### [Exercise brief]
Copy all the data exactly, except the pictures.

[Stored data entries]
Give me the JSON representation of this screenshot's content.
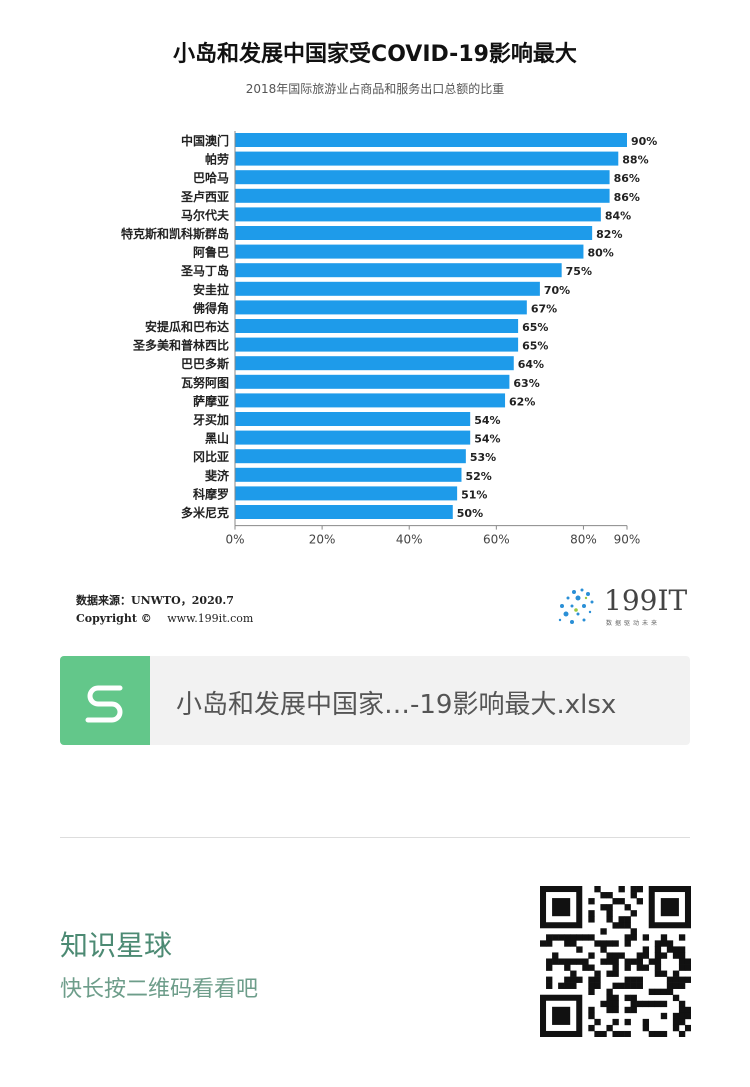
{
  "header": {
    "title": "小岛和发展中国家受COVID-19影响最大",
    "subtitle": "2018年国际旅游业占商品和服务出口总额的比重"
  },
  "chart_data": {
    "type": "bar",
    "orientation": "horizontal",
    "categories": [
      "中国澳门",
      "帕劳",
      "巴哈马",
      "圣卢西亚",
      "马尔代夫",
      "特克斯和凯科斯群岛",
      "阿鲁巴",
      "圣马丁岛",
      "安圭拉",
      "佛得角",
      "安提瓜和巴布达",
      "圣多美和普林西比",
      "巴巴多斯",
      "瓦努阿图",
      "萨摩亚",
      "牙买加",
      "黑山",
      "冈比亚",
      "斐济",
      "科摩罗",
      "多米尼克"
    ],
    "values": [
      90,
      88,
      86,
      86,
      84,
      82,
      80,
      75,
      70,
      67,
      65,
      65,
      64,
      63,
      62,
      54,
      54,
      53,
      52,
      51,
      50
    ],
    "value_labels": [
      "90%",
      "88%",
      "86%",
      "86%",
      "84%",
      "82%",
      "80%",
      "75%",
      "70%",
      "67%",
      "65%",
      "65%",
      "64%",
      "63%",
      "62%",
      "54%",
      "54%",
      "53%",
      "52%",
      "51%",
      "50%"
    ],
    "xticks": [
      "0%",
      "20%",
      "40%",
      "60%",
      "80%",
      "90%"
    ],
    "xtick_values": [
      0,
      20,
      40,
      60,
      80,
      90
    ],
    "xlim": [
      0,
      90
    ],
    "bar_color": "#1e9bea",
    "title": "小岛和发展中国家受COVID-19影响最大",
    "subtitle": "2018年国际旅游业占商品和服务出口总额的比重",
    "xlabel": "",
    "ylabel": "",
    "grid": false
  },
  "footer": {
    "source": "数据来源：UNWTO，2020.7",
    "copyright_label": "Copyright ©",
    "website": "www.199it.com",
    "logo_text": "199IT",
    "logo_slogan": "数据驱动未来"
  },
  "attachment": {
    "icon": "spreadsheet-s-icon",
    "icon_color": "#63c78a",
    "file_name": "小岛和发展中国家…-19影响最大.xlsx"
  },
  "promo": {
    "title": "知识星球",
    "subtitle": "快长按二维码看看吧"
  },
  "colors": {
    "accent_green": "#4c8a73"
  }
}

### [Solved exercise]
Give me the JSON representation of this screenshot's content.
{
  "header": {
    "title": "小岛和发展中国家受COVID-19影响最大",
    "subtitle": "2018年国际旅游业占商品和服务出口总额的比重"
  },
  "chart_data": {
    "type": "bar",
    "orientation": "horizontal",
    "categories": [
      "中国澳门",
      "帕劳",
      "巴哈马",
      "圣卢西亚",
      "马尔代夫",
      "特克斯和凯科斯群岛",
      "阿鲁巴",
      "圣马丁岛",
      "安圭拉",
      "佛得角",
      "安提瓜和巴布达",
      "圣多美和普林西比",
      "巴巴多斯",
      "瓦努阿图",
      "萨摩亚",
      "牙买加",
      "黑山",
      "冈比亚",
      "斐济",
      "科摩罗",
      "多米尼克"
    ],
    "values": [
      90,
      88,
      86,
      86,
      84,
      82,
      80,
      75,
      70,
      67,
      65,
      65,
      64,
      63,
      62,
      54,
      54,
      53,
      52,
      51,
      50
    ],
    "value_labels": [
      "90%",
      "88%",
      "86%",
      "86%",
      "84%",
      "82%",
      "80%",
      "75%",
      "70%",
      "67%",
      "65%",
      "65%",
      "64%",
      "63%",
      "62%",
      "54%",
      "54%",
      "53%",
      "52%",
      "51%",
      "50%"
    ],
    "xticks": [
      "0%",
      "20%",
      "40%",
      "60%",
      "80%",
      "90%"
    ],
    "xtick_values": [
      0,
      20,
      40,
      60,
      80,
      90
    ],
    "xlim": [
      0,
      90
    ],
    "bar_color": "#1e9bea",
    "title": "小岛和发展中国家受COVID-19影响最大",
    "subtitle": "2018年国际旅游业占商品和服务出口总额的比重",
    "xlabel": "",
    "ylabel": "",
    "grid": false
  },
  "footer": {
    "source": "数据来源：UNWTO，2020.7",
    "copyright_label": "Copyright ©",
    "website": "www.199it.com",
    "logo_text": "199IT",
    "logo_slogan": "数据驱动未来"
  },
  "attachment": {
    "icon": "spreadsheet-s-icon",
    "icon_color": "#63c78a",
    "file_name": "小岛和发展中国家…-19影响最大.xlsx"
  },
  "promo": {
    "title": "知识星球",
    "subtitle": "快长按二维码看看吧"
  },
  "colors": {
    "accent_green": "#4c8a73"
  }
}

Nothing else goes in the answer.